» **Instructions to follow**: Go through the records and copy each line where the word "ylabel" occurs.

══ Given records ══

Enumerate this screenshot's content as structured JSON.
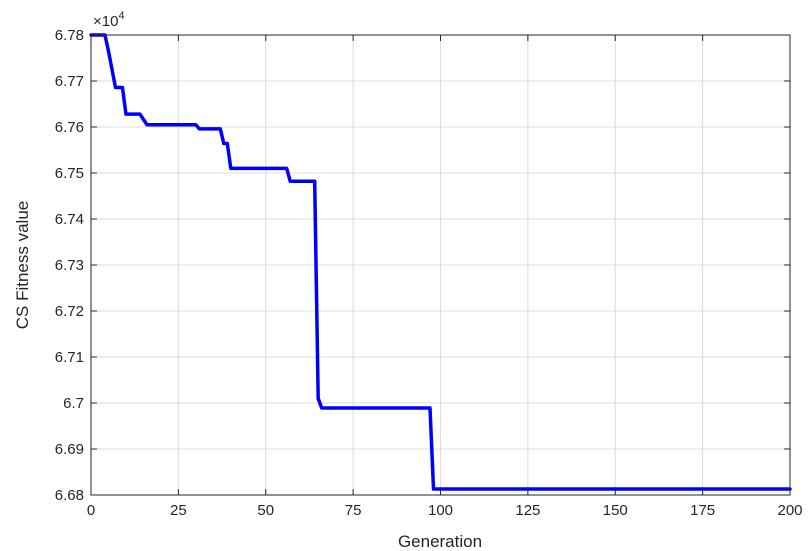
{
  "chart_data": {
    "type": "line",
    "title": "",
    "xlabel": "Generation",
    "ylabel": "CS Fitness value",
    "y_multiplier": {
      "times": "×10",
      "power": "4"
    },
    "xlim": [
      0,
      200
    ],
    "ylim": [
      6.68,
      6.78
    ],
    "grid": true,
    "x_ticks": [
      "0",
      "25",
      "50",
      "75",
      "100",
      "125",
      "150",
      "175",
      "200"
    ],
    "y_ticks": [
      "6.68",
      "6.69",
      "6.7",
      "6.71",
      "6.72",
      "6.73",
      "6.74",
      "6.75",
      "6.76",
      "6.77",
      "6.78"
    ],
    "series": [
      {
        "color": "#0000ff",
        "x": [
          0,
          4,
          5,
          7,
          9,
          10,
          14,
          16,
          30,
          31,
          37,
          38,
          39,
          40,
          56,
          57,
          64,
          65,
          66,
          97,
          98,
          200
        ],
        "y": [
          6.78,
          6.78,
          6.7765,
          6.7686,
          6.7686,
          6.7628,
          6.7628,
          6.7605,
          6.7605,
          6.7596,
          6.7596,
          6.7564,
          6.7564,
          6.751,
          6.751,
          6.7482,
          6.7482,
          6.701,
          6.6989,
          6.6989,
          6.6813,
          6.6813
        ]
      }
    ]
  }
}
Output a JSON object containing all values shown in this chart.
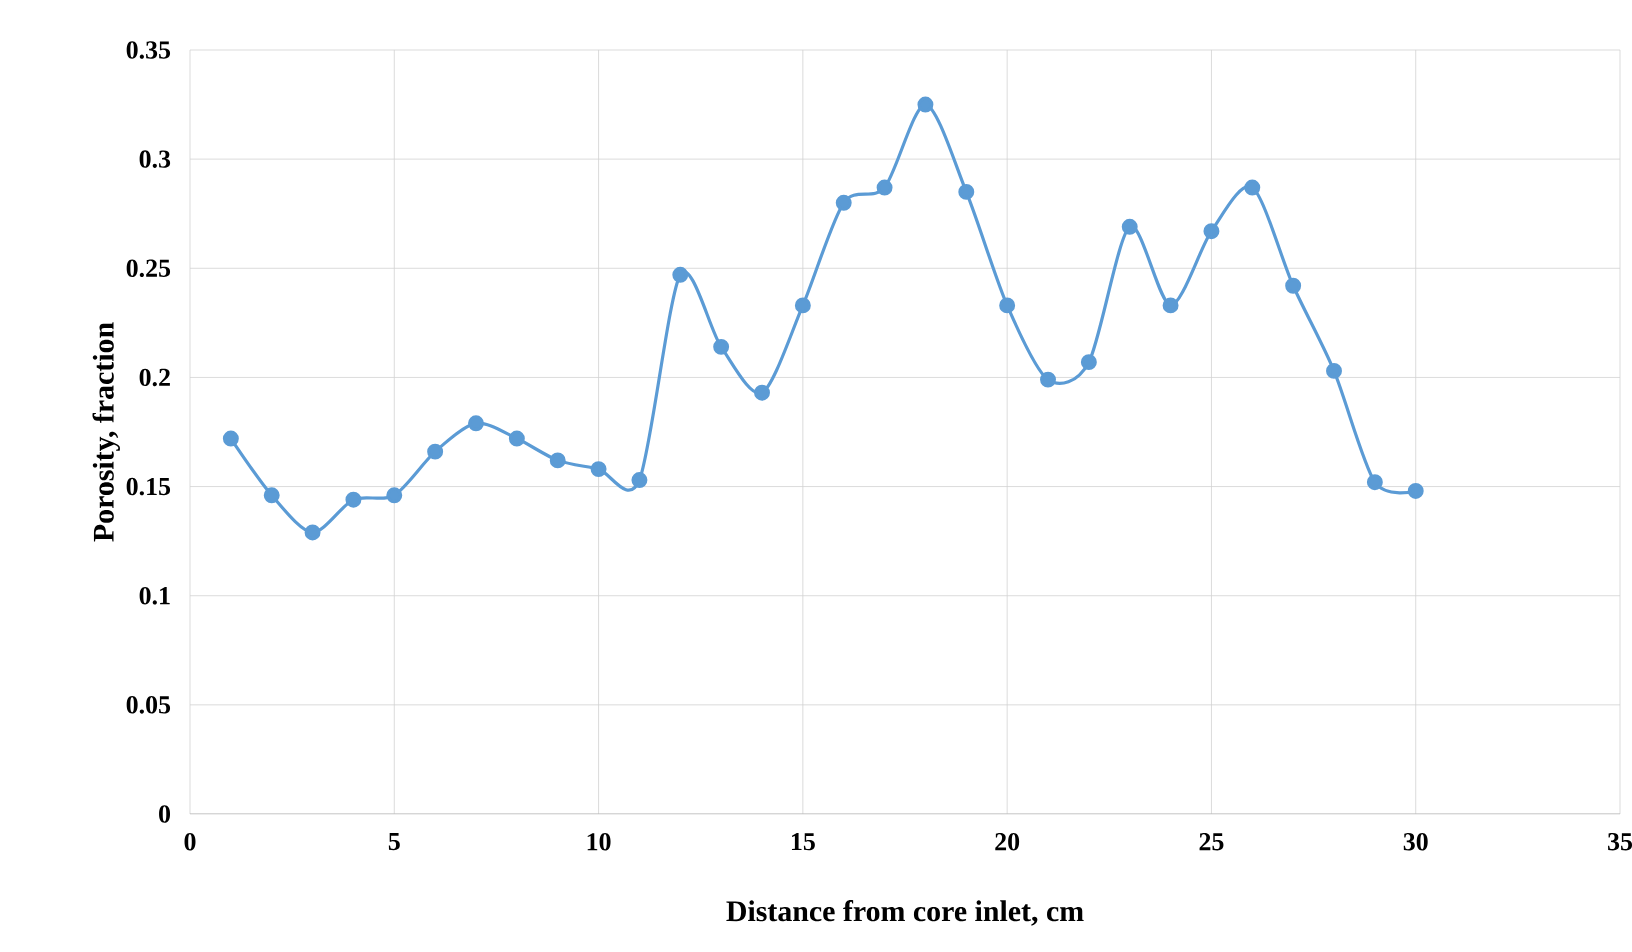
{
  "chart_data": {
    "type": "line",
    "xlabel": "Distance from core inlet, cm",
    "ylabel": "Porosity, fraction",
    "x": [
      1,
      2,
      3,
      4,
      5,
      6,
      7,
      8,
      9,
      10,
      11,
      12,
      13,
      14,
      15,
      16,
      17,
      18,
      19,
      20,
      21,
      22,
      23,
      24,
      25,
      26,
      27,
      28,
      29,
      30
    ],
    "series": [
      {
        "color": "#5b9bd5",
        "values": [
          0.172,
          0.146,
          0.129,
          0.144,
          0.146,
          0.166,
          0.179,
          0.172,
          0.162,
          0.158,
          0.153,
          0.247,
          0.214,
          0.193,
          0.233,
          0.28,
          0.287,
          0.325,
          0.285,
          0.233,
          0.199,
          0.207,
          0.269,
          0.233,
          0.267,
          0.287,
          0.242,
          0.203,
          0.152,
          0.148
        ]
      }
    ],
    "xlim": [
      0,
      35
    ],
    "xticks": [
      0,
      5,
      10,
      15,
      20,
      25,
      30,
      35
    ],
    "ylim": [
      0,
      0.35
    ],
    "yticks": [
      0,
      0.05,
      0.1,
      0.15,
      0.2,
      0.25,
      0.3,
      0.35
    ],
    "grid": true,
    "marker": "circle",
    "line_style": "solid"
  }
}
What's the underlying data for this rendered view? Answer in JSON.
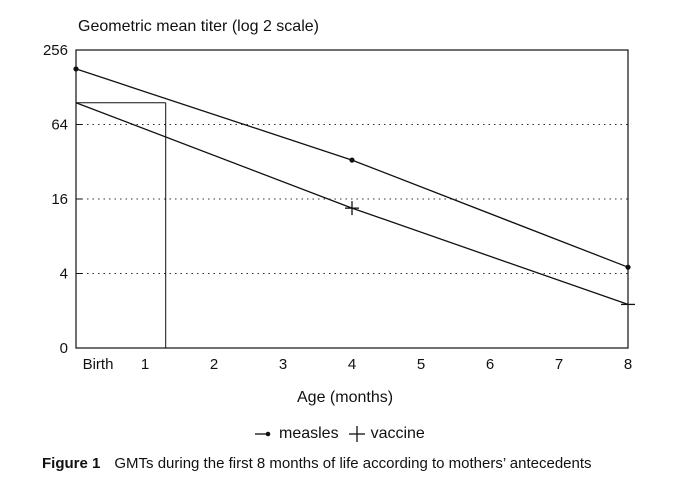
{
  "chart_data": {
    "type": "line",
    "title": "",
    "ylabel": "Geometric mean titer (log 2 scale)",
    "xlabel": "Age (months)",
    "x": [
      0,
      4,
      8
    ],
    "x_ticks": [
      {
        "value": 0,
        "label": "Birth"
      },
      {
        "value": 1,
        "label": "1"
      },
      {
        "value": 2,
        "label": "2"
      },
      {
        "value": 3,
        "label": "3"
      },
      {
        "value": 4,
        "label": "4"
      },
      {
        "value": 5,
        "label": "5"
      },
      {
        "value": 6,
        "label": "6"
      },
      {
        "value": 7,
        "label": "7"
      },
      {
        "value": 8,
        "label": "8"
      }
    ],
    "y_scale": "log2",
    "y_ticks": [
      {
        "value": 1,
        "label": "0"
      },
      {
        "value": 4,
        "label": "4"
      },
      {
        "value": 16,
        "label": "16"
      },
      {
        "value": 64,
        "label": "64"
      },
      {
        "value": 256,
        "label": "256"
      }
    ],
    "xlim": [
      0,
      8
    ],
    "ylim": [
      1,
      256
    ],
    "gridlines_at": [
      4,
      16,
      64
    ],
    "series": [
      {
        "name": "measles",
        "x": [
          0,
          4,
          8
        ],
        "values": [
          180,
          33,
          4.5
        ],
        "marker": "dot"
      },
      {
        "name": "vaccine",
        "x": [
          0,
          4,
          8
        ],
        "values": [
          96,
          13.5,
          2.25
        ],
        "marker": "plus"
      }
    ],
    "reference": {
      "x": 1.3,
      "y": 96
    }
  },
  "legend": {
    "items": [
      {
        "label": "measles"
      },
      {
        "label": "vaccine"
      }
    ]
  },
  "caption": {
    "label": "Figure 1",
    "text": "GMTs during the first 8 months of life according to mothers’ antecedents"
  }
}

═══

» **Solution for this exercise**:
    "ylabel": "CS Fitness value",
    "ylabel": "Porosity, fraction",
    "ylabel": "Geometric mean titer (log 2 scale)",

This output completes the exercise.